Select the lines of the records containing the word "ܠܟܠܗ" and list them.

## Extracted information
━━━━━━━━
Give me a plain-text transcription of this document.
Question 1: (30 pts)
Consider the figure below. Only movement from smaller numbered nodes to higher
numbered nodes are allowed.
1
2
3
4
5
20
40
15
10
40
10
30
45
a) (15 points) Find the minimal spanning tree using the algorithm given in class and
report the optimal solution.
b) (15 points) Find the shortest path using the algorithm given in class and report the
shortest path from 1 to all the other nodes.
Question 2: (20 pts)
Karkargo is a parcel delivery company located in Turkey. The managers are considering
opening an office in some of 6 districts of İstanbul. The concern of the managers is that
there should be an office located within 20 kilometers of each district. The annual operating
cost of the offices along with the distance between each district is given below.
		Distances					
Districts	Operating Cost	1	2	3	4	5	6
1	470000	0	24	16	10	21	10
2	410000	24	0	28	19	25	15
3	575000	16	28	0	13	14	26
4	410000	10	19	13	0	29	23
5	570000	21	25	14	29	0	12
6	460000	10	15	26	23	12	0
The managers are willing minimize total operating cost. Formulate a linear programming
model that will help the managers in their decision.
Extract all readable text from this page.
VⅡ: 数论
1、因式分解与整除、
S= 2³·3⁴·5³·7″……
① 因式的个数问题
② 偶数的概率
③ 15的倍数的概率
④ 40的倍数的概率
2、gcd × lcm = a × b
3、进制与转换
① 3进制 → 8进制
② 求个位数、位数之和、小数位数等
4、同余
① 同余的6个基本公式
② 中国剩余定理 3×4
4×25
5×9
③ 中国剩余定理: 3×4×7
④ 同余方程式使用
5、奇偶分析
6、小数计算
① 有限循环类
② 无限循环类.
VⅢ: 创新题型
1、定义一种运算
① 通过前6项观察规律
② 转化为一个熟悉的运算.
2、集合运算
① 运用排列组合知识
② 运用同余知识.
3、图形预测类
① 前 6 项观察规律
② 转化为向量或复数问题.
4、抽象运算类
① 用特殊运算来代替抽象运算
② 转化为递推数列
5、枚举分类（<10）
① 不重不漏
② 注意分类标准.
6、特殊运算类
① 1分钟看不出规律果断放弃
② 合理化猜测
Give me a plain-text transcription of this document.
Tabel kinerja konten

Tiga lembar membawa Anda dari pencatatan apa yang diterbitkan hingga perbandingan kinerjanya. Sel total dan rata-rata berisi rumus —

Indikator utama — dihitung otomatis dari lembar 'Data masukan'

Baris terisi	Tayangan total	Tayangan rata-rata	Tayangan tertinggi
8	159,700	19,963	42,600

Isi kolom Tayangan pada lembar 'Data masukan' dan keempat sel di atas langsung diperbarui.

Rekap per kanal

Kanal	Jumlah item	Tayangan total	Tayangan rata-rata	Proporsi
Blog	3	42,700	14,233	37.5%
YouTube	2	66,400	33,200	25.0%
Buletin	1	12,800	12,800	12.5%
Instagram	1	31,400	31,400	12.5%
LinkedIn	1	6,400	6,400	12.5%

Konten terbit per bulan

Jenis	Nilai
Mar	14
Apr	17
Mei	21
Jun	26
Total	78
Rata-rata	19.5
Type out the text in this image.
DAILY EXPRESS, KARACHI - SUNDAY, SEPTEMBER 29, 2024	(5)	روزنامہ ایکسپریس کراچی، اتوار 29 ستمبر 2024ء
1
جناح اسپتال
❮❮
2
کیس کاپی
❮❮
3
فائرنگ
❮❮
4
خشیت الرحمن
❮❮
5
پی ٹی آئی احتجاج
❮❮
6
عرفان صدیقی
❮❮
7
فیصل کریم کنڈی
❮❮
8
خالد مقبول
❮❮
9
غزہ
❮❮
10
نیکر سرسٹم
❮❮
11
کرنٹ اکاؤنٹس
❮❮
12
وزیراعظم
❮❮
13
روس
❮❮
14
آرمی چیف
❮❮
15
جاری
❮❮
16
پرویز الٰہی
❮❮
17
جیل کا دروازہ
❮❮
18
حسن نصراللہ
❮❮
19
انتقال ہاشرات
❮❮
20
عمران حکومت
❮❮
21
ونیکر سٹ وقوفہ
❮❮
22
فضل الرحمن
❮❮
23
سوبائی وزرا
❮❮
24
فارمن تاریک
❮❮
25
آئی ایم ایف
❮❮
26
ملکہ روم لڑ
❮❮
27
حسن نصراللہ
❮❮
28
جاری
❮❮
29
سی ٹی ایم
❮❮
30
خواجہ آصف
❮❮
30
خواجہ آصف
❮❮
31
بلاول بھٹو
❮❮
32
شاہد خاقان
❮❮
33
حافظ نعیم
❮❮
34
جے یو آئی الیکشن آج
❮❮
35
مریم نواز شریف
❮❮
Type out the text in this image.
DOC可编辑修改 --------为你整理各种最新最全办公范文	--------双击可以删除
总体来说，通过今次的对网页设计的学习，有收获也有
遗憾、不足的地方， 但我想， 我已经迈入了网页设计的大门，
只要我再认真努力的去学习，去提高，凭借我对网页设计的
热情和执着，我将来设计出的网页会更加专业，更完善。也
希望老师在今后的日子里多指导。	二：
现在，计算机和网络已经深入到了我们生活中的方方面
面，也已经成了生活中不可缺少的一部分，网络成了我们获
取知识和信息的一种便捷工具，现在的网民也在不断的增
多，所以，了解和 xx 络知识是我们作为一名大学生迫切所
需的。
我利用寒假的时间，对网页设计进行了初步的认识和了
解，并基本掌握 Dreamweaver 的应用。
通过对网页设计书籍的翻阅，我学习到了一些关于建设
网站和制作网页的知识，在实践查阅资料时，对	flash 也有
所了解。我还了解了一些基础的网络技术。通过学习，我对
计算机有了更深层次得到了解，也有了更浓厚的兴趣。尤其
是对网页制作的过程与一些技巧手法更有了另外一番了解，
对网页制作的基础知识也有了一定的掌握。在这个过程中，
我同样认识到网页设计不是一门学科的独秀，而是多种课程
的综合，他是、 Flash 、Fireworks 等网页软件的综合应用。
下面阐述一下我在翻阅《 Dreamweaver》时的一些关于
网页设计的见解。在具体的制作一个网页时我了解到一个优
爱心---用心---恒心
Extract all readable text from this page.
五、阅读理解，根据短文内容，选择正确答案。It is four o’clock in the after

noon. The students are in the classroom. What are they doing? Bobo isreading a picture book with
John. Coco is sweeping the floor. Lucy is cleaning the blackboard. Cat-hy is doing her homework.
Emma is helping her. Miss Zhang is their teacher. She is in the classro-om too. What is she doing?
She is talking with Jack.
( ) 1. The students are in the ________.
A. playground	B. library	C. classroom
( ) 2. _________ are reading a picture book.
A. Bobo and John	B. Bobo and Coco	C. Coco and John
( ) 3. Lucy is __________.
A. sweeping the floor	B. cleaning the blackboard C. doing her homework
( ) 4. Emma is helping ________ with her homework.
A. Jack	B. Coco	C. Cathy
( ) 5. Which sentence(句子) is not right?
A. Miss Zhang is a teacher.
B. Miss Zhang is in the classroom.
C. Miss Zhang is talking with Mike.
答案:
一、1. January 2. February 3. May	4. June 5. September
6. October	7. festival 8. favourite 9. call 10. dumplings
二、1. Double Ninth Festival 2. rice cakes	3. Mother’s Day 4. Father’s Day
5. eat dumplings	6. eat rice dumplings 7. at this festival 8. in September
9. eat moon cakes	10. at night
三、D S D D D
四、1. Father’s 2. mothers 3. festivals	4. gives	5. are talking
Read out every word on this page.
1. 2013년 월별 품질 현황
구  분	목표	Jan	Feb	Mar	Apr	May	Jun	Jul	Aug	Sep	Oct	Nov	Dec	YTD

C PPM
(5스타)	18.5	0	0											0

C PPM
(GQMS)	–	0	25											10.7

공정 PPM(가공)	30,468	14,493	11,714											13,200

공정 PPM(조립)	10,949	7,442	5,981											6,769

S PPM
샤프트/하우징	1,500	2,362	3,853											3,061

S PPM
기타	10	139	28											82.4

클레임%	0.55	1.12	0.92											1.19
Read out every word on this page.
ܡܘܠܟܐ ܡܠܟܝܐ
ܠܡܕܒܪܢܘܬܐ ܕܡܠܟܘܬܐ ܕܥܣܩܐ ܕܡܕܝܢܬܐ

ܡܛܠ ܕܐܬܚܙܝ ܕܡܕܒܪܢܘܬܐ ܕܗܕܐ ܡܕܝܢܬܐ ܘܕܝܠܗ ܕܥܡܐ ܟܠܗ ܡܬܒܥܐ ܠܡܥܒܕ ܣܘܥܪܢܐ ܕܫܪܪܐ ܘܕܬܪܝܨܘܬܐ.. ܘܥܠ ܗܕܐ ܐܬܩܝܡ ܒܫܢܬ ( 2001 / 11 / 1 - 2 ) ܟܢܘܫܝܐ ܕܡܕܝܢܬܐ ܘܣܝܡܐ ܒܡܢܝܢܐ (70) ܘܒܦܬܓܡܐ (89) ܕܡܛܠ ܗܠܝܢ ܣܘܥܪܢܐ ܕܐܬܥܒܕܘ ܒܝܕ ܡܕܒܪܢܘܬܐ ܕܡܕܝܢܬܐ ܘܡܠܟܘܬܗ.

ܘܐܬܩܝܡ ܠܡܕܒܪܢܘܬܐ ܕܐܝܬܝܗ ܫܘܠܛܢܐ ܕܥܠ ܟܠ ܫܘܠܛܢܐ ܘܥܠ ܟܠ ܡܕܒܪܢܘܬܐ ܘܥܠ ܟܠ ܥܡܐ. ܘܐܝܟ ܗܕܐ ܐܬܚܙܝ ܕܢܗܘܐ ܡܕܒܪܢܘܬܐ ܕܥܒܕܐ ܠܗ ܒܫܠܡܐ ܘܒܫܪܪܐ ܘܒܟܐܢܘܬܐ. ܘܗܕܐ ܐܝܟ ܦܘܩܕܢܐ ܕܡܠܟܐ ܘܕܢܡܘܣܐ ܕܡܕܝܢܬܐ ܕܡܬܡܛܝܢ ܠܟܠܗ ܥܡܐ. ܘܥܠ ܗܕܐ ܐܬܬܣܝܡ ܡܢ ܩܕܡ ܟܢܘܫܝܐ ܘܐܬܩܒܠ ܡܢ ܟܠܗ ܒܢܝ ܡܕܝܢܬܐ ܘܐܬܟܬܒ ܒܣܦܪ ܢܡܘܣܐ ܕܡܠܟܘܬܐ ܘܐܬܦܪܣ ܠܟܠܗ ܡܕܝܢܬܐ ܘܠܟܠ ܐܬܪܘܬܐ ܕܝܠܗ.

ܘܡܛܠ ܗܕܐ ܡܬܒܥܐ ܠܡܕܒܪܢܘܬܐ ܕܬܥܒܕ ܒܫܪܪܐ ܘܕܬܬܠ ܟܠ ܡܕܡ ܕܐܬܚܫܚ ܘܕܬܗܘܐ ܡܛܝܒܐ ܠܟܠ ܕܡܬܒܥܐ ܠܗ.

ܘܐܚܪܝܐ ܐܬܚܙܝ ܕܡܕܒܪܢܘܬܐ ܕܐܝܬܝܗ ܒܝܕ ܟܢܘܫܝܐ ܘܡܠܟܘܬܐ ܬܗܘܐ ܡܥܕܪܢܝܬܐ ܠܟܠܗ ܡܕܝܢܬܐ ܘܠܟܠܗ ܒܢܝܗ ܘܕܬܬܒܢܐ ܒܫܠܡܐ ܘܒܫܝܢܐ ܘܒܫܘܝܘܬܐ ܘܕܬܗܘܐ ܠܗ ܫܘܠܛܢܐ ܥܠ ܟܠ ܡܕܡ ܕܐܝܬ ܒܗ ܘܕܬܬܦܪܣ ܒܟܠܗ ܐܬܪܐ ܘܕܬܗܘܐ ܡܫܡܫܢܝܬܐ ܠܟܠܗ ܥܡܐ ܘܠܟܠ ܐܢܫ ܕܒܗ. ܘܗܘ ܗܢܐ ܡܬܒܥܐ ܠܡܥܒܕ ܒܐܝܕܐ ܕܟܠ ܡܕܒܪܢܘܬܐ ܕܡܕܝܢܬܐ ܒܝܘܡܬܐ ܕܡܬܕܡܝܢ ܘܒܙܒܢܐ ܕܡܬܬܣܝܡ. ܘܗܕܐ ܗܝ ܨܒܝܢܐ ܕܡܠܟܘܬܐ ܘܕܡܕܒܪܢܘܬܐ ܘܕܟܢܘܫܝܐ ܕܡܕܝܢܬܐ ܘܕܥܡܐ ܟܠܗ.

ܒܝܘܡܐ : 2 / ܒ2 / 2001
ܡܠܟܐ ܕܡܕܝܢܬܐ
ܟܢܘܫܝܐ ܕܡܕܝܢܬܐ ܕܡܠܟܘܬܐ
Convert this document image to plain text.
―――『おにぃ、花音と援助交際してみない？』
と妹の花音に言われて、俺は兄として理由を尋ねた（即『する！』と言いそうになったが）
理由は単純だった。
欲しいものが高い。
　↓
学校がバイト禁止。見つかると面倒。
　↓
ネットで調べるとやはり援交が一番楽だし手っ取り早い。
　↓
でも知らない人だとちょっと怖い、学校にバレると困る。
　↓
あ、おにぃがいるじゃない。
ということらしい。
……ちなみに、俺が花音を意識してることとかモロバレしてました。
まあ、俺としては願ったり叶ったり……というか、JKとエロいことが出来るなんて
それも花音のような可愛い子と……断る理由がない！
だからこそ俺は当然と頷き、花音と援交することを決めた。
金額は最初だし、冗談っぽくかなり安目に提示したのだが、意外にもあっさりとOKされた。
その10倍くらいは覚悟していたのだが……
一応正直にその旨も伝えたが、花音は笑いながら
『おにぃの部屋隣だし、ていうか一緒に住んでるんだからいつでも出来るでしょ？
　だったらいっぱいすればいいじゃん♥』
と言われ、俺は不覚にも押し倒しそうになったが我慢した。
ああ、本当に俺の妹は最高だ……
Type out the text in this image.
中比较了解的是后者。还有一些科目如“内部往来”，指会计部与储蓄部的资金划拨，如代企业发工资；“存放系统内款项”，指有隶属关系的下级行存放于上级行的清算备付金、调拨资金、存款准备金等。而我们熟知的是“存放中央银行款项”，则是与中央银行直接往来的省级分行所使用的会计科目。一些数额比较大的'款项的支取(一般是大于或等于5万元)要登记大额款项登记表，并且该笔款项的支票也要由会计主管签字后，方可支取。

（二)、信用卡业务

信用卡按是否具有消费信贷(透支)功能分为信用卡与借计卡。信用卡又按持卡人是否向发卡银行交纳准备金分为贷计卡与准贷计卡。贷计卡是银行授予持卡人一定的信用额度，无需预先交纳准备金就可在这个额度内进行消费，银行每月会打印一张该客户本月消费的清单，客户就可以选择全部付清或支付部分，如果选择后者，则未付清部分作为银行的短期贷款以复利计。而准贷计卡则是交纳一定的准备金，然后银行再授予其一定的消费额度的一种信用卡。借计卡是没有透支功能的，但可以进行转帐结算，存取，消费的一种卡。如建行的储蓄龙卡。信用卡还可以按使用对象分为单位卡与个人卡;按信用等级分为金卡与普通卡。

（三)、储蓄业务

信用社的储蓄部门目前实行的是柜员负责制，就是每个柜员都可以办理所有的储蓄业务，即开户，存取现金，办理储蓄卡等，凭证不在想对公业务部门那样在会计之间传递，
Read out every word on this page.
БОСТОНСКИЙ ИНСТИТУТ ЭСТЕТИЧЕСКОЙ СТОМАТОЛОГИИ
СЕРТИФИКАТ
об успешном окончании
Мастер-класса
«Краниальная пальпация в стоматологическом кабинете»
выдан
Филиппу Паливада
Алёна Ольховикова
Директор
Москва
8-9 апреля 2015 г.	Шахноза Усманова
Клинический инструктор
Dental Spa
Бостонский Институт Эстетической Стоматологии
━━━━━━━━
## Exercise response
ܘܐܬܩܝܡ ܠܡܕܒܪܢܘܬܐ ܕܐܝܬܝܗ ܫܘܠܛܢܐ ܕܥܠ ܟܠ ܫܘܠܛܢܐ ܘܥܠ ܟܠ ܡܕܒܪܢܘܬܐ ܘܥܠ ܟܠ ܥܡܐ. ܘܐܝܟ ܗܕܐ ܐܬܚܙܝ ܕܢܗܘܐ ܡܕܒܪܢܘܬܐ ܕܥܒܕܐ ܠܗ ܒܫܠܡܐ ܘܒܫܪܪܐ ܘܒܟܐܢܘܬܐ. ܘܗܕܐ ܐܝܟ ܦܘܩܕܢܐ ܕܡܠܟܐ ܘܕܢܡܘܣܐ ܕܡܕܝܢܬܐ ܕܡܬܡܛܝܢ ܠܟܠܗ ܥܡܐ. ܘܥܠ ܗܕܐ ܐܬܬܣܝܡ ܡܢ ܩܕܡ ܟܢܘܫܝܐ ܘܐܬܩܒܠ ܡܢ ܟܠܗ ܒܢܝ ܡܕܝܢܬܐ ܘܐܬܟܬܒ ܒܣܦܪ ܢܡܘܣܐ ܕܡܠܟܘܬܐ ܘܐܬܦܪܣ ܠܟܠܗ ܡܕܝܢܬܐ ܘܠܟܠ ܐܬܪܘܬܐ ܕܝܠܗ.
ܘܐܚܪܝܐ ܐܬܚܙܝ ܕܡܕܒܪܢܘܬܐ ܕܐܝܬܝܗ ܒܝܕ ܟܢܘܫܝܐ ܘܡܠܟܘܬܐ ܬܗܘܐ ܡܥܕܪܢܝܬܐ ܠܟܠܗ ܡܕܝܢܬܐ ܘܠܟܠܗ ܒܢܝܗ ܘܕܬܬܒܢܐ ܒܫܠܡܐ ܘܒܫܝܢܐ ܘܒܫܘܝܘܬܐ ܘܕܬܗܘܐ ܠܗ ܫܘܠܛܢܐ ܥܠ ܟܠ ܡܕܡ ܕܐܝܬ ܒܗ ܘܕܬܬܦܪܣ ܒܟܠܗ ܐܬܪܐ ܘܕܬܗܘܐ ܡܫܡܫܢܝܬܐ ܠܟܠܗ ܥܡܐ ܘܠܟܠ ܐܢܫ ܕܒܗ. ܘܗܘ ܗܢܐ ܡܬܒܥܐ ܠܡܥܒܕ ܒܐܝܕܐ ܕܟܠ ܡܕܒܪܢܘܬܐ ܕܡܕܝܢܬܐ ܒܝܘܡܬܐ ܕܡܬܕܡܝܢ ܘܒܙܒܢܐ ܕܡܬܬܣܝܡ. ܘܗܕܐ ܗܝ ܨܒܝܢܐ ܕܡܠܟܘܬܐ ܘܕܡܕܒܪܢܘܬܐ ܘܕܟܢܘܫܝܐ ܕܡܕܝܢܬܐ ܘܕܥܡܐ ܟܠܗ.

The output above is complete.